**Work to complete:**
Select and reproduce each line of the listing below that bears the string "deze".

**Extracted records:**
________________________________________

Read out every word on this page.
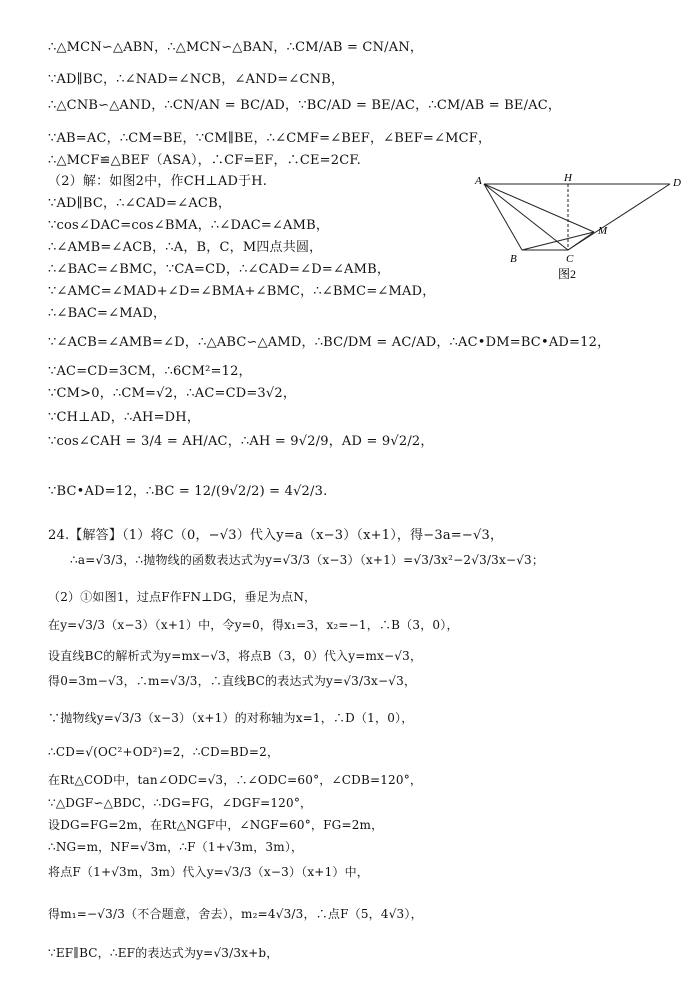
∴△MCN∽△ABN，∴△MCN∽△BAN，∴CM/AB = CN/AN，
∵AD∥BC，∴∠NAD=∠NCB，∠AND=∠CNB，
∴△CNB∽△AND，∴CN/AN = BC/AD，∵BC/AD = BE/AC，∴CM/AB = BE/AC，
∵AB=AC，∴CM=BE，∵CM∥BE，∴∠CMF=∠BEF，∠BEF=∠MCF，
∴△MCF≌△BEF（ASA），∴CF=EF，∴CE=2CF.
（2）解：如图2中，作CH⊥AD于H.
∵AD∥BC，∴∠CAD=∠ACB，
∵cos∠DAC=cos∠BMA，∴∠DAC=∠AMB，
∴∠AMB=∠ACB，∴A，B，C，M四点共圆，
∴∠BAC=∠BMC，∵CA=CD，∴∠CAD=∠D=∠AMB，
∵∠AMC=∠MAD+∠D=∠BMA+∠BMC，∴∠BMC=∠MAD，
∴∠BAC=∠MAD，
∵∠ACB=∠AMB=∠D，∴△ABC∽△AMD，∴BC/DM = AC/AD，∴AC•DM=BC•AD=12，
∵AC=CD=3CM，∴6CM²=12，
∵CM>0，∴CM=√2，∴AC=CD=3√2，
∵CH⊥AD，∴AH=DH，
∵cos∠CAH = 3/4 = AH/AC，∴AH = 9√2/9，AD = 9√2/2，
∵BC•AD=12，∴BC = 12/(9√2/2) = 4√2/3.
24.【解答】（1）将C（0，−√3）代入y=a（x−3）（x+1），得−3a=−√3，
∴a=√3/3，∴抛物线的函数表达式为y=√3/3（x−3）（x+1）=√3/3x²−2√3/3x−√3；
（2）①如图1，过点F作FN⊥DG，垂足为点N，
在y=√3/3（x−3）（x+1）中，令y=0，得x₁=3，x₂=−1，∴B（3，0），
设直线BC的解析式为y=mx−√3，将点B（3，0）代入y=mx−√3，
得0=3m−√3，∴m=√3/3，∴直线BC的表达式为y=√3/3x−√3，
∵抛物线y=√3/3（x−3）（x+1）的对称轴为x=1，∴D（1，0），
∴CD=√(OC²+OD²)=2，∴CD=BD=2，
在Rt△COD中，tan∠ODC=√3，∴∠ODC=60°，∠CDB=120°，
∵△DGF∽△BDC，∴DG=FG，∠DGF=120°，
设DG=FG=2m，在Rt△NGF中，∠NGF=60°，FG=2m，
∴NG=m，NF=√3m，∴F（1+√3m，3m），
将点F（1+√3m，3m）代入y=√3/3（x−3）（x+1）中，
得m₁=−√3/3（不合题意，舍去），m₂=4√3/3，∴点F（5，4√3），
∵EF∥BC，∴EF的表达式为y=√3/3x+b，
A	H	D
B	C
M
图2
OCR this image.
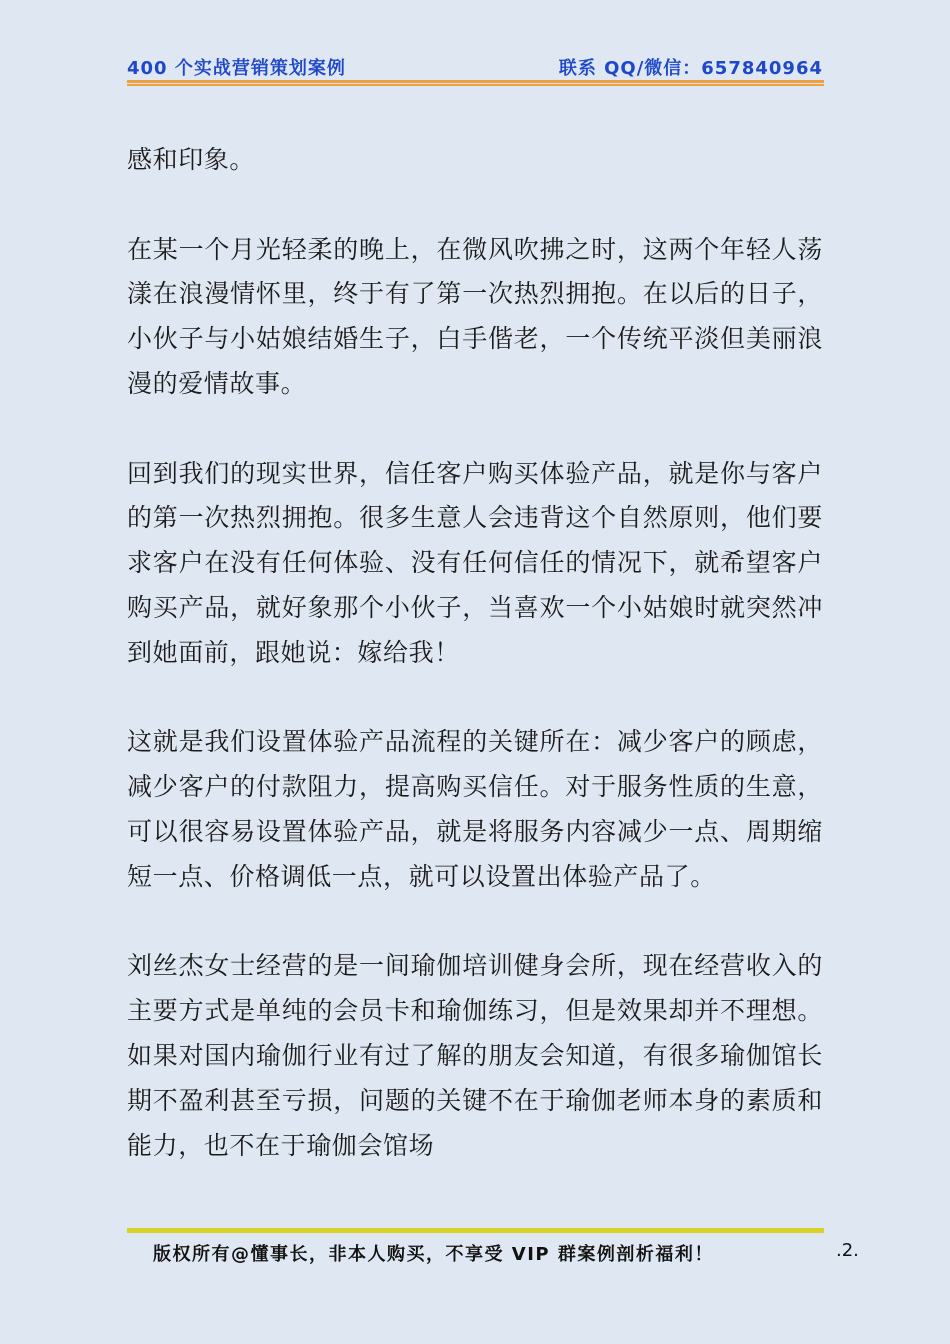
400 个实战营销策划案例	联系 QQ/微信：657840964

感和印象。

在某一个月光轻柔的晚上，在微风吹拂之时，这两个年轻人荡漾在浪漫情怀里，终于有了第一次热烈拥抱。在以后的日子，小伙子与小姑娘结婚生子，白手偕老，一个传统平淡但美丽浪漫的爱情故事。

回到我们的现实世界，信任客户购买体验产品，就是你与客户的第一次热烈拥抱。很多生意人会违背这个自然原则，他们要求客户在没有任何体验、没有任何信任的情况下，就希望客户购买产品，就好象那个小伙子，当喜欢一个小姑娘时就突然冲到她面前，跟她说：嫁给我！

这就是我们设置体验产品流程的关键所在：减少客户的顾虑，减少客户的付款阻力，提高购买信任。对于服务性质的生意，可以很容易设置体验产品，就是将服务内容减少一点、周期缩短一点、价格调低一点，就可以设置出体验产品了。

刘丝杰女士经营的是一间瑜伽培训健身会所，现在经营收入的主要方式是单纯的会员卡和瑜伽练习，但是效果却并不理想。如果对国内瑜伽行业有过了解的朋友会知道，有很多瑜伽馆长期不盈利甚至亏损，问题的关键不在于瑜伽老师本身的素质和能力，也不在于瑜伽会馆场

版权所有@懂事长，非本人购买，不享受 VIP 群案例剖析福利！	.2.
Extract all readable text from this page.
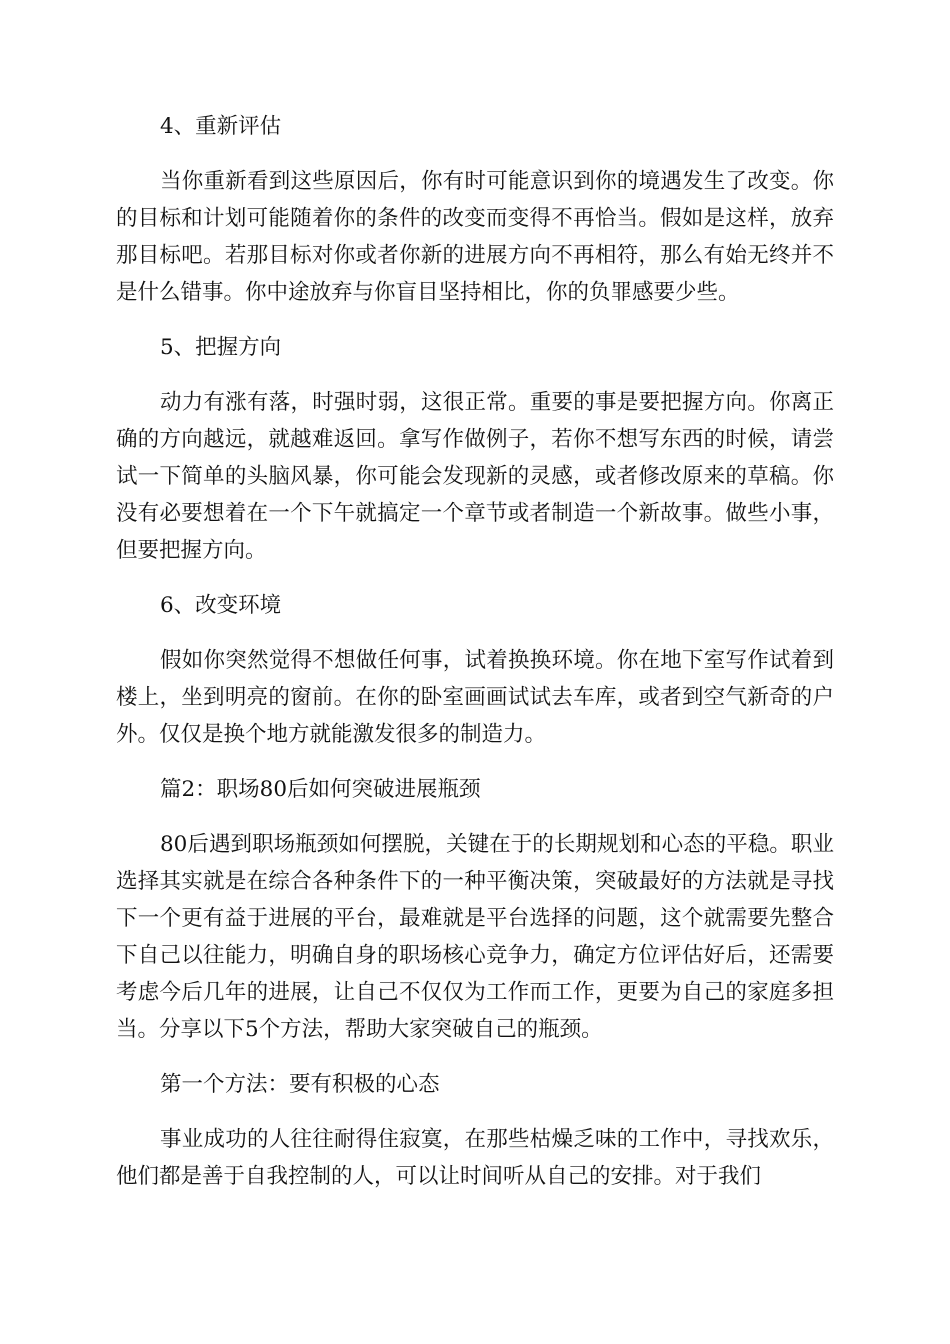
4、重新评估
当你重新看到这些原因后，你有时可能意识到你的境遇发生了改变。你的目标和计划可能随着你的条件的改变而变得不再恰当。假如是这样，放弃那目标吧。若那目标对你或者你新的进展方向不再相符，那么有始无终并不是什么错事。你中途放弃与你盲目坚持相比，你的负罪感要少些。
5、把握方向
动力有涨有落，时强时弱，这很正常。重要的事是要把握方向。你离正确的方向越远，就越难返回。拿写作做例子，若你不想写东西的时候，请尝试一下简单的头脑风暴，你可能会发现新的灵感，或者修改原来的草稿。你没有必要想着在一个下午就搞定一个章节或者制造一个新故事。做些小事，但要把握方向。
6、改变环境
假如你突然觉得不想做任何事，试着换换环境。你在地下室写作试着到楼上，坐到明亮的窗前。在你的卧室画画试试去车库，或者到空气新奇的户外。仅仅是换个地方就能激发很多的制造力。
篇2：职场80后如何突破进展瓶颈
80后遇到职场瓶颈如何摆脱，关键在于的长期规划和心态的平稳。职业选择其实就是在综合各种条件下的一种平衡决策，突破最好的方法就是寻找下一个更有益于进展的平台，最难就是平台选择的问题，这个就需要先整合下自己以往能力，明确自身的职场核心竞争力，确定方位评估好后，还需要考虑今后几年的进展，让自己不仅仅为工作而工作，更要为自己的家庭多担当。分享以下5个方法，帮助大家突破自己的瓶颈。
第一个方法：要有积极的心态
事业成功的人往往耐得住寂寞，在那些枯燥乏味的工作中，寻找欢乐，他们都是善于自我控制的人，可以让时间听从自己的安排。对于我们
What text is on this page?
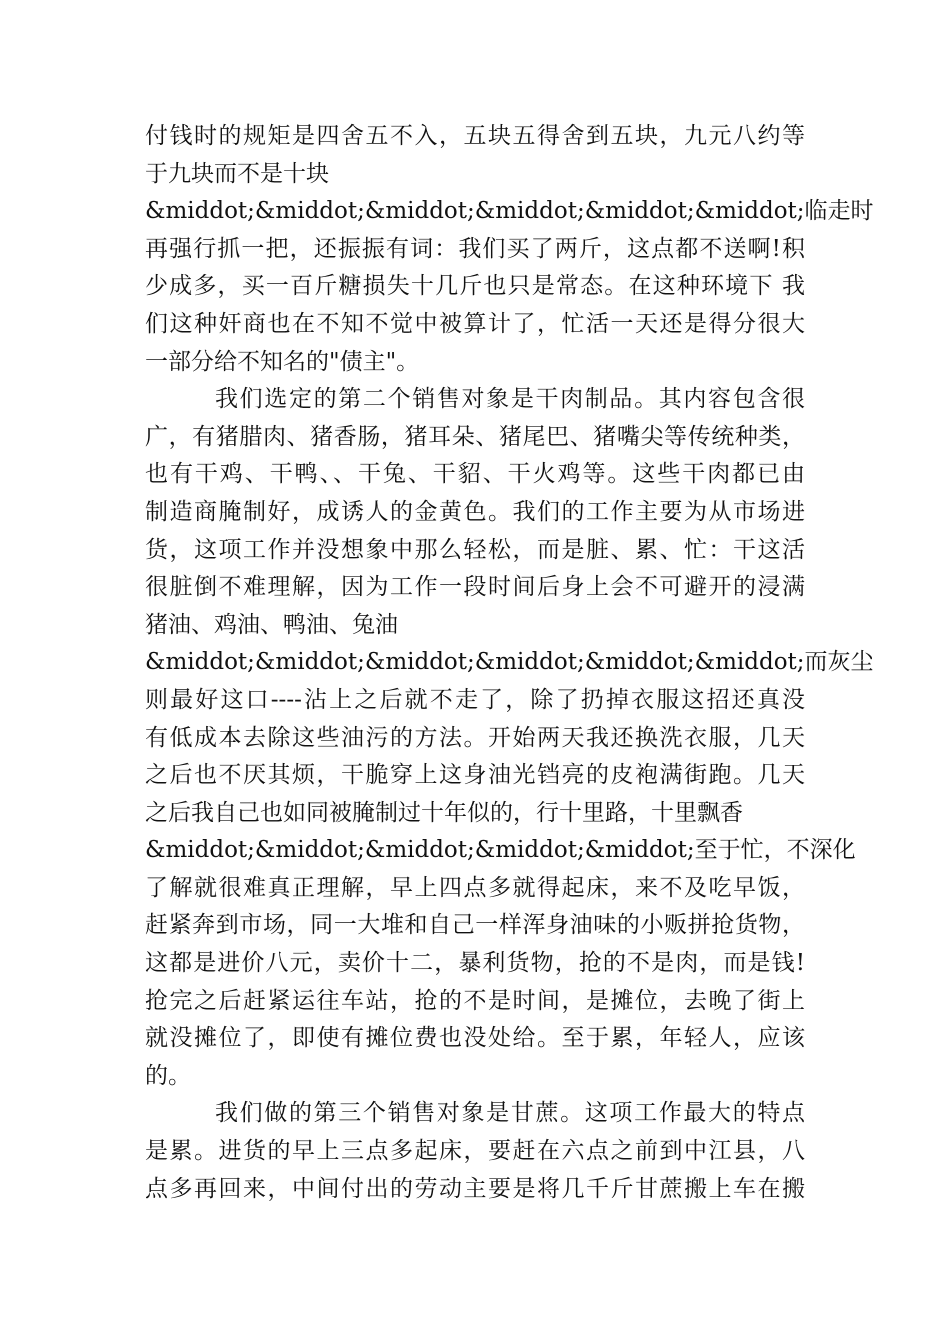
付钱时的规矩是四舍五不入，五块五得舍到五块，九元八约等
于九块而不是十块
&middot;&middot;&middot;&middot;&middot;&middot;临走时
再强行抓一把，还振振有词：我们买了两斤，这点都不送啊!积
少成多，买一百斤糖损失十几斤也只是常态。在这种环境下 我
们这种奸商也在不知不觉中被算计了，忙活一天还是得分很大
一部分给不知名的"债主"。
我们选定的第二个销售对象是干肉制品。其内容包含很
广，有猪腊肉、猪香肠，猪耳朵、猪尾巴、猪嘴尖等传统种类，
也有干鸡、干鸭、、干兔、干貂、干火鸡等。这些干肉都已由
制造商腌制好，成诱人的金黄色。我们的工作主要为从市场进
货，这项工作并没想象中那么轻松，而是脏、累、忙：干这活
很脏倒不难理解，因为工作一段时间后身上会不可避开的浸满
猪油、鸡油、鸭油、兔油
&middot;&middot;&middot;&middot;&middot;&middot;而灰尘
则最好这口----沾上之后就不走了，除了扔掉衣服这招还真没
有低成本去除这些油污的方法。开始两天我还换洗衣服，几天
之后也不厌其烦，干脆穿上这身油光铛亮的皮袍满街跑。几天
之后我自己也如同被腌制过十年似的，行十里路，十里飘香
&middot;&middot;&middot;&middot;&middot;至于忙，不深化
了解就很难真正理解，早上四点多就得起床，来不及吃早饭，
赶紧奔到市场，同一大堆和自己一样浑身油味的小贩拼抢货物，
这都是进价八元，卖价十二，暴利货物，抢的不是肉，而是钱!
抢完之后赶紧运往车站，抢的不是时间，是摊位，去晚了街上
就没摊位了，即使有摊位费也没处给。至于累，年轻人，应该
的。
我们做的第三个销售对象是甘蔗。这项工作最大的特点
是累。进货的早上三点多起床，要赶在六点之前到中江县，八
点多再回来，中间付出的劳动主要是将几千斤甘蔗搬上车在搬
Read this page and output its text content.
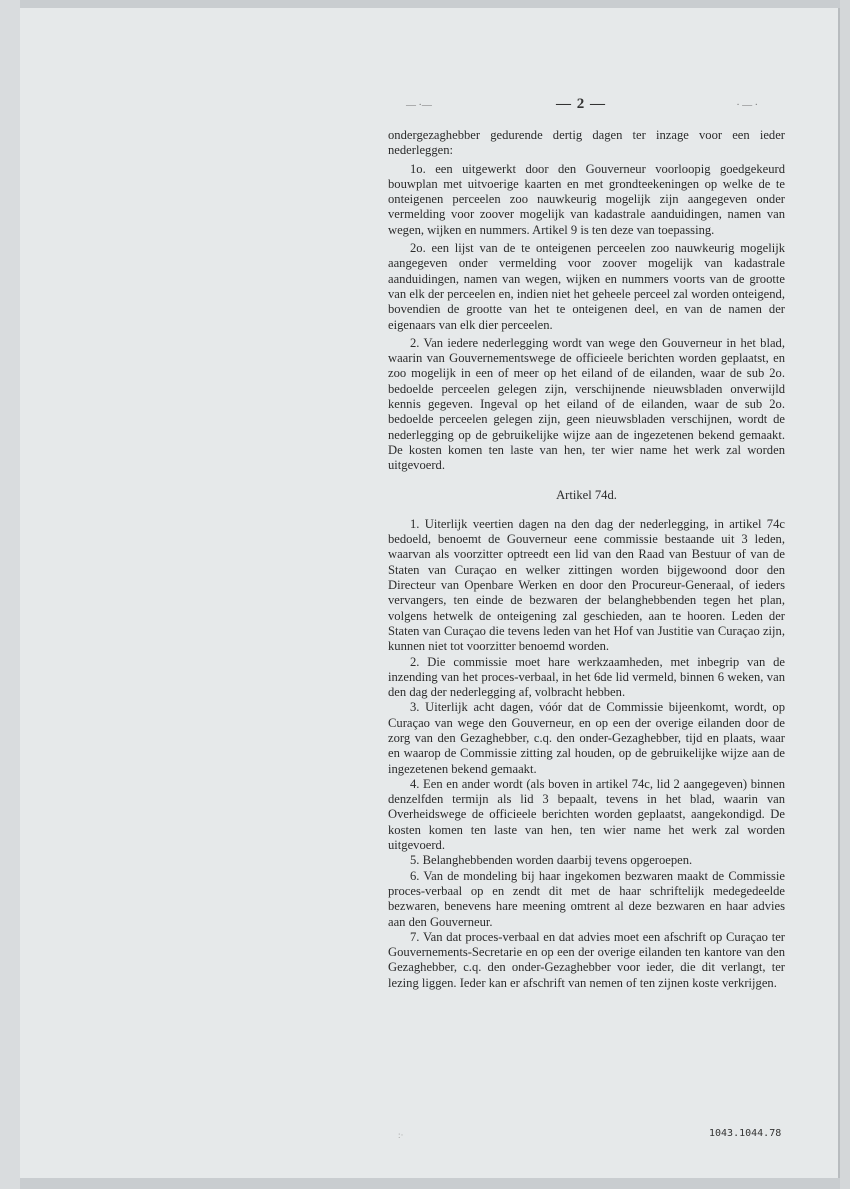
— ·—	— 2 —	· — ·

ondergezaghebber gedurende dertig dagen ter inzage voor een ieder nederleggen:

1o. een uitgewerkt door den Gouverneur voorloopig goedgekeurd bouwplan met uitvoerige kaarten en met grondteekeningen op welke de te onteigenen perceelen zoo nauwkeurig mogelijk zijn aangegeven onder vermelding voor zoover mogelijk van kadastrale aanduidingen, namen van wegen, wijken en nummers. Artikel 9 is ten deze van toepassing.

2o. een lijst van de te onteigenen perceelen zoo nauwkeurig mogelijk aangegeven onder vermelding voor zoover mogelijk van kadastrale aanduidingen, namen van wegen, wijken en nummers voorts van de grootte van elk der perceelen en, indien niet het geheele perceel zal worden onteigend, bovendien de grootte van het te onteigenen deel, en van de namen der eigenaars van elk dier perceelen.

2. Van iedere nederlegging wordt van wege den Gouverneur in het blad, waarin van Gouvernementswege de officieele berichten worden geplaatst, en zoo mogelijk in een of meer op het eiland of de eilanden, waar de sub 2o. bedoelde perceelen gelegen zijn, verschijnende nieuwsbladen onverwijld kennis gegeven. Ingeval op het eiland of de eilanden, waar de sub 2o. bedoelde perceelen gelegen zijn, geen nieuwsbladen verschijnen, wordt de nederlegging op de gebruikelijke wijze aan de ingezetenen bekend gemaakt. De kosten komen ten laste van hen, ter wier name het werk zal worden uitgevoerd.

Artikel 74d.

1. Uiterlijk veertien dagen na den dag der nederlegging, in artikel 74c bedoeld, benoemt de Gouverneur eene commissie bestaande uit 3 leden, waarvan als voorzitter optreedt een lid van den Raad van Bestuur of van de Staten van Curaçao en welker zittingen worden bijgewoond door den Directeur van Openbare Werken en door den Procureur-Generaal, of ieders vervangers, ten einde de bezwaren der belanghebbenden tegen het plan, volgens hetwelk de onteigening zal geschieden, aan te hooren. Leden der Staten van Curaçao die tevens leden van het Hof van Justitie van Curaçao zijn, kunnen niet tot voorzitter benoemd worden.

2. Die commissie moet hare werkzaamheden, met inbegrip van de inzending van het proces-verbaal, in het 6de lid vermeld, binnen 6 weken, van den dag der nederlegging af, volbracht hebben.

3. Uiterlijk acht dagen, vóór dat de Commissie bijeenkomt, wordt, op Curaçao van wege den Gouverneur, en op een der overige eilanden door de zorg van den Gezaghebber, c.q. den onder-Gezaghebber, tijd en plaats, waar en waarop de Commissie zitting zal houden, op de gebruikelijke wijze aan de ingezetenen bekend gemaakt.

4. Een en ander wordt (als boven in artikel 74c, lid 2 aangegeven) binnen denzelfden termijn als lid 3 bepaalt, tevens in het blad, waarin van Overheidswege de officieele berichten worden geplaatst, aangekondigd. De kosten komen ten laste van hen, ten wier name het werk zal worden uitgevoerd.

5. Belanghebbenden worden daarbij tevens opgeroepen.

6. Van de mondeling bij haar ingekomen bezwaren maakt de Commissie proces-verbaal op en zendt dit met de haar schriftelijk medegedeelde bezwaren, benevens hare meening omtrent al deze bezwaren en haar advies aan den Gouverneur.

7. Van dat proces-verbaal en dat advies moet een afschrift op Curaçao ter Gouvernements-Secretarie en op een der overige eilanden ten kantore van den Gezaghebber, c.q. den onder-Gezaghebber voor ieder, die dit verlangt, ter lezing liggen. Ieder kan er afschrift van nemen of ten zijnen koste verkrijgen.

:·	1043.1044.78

________________________________________

**Output:**
1o. een uitgewerkt door den Gouverneur voorloopig goedgekeurd bouwplan met uitvoerige kaarten en met grondteekeningen op welke de te onteigenen perceelen zoo nauwkeurig mogelijk zijn aangegeven onder vermelding voor zoover mogelijk van kadastrale aanduidingen, namen van wegen, wijken en nummers. Artikel 9 is ten deze van toepassing.
6. Van de mondeling bij haar ingekomen bezwaren maakt de Commissie proces-verbaal op en zendt dit met de haar schriftelijk medegedeelde bezwaren, benevens hare meening omtrent al deze bezwaren en haar advies aan den Gouverneur.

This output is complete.